• **To do**
Every line that contains "事实证明" counts once; give the total number of such lines, with no other words.

Items listed in a dataset
-- start --

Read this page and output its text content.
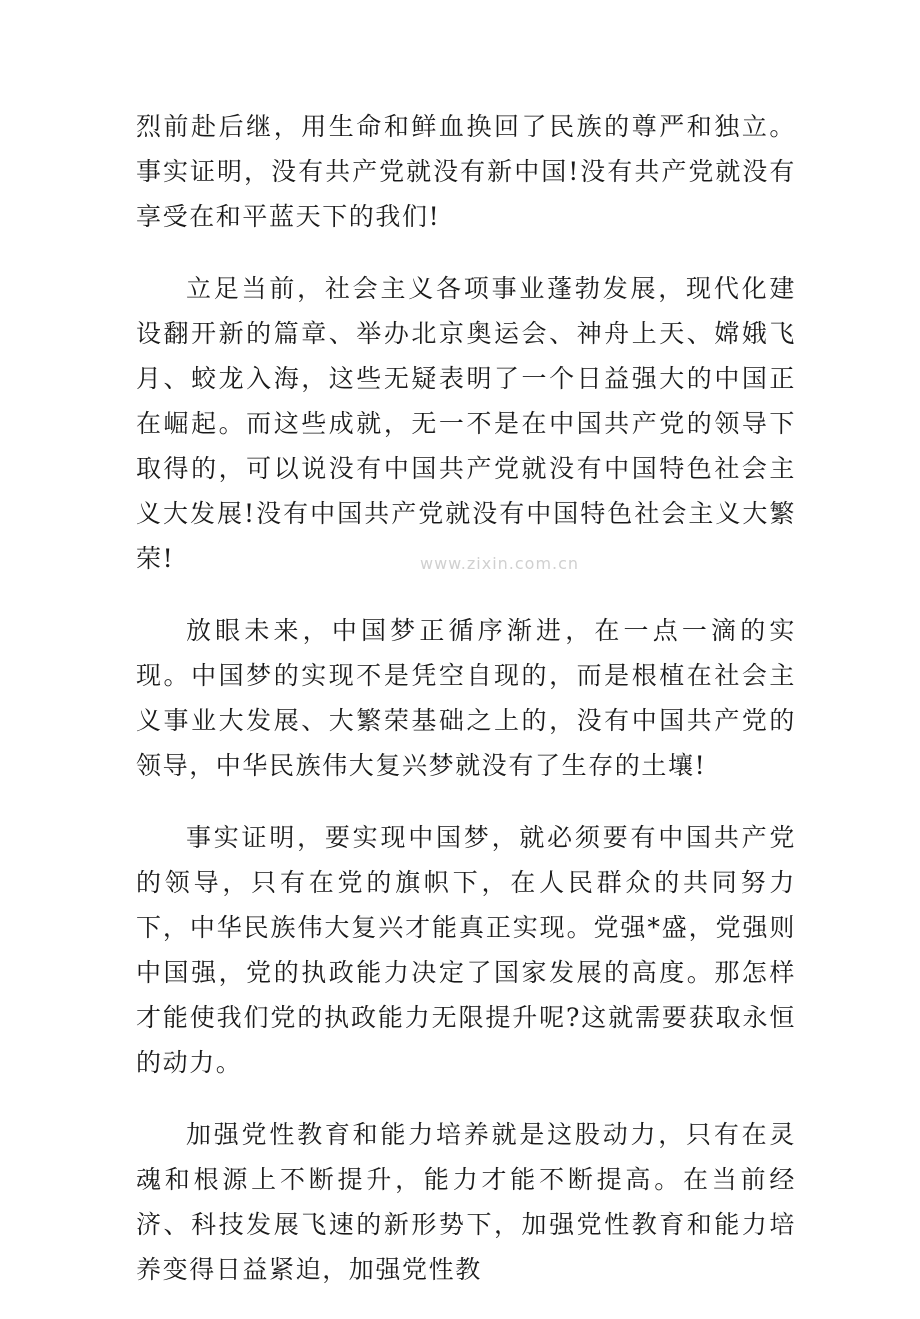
烈前赴后继，用生命和鲜血换回了民族的尊严和独立。事实证明，没有共产党就没有新中国!没有共产党就没有享受在和平蓝天下的我们!

立足当前，社会主义各项事业蓬勃发展，现代化建设翻开新的篇章、举办北京奥运会、神舟上天、嫦娥飞月、蛟龙入海，这些无疑表明了一个日益强大的中国正在崛起。而这些成就，无一不是在中国共产党的领导下取得的，可以说没有中国共产党就没有中国特色社会主义大发展!没有中国共产党就没有中国特色社会主义大繁荣!

放眼未来，中国梦正循序渐进，在一点一滴的实现。中国梦的实现不是凭空自现的，而是根植在社会主义事业大发展、大繁荣基础之上的，没有中国共产党的领导，中华民族伟大复兴梦就没有了生存的土壤!

事实证明，要实现中国梦，就必须要有中国共产党的领导，只有在党的旗帜下，在人民群众的共同努力下，中华民族伟大复兴才能真正实现。党强*盛，党强则中国强，党的执政能力决定了国家发展的高度。那怎样才能使我们党的执政能力无限提升呢?这就需要获取永恒的动力。

加强党性教育和能力培养就是这股动力，只有在灵魂和根源上不断提升，能力才能不断提高。在当前经济、科技发展飞速的新形势下，加强党性教育和能力培养变得日益紧迫，加强党性教

www.zixin.com.cn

-- end --

• **Exercise result**
2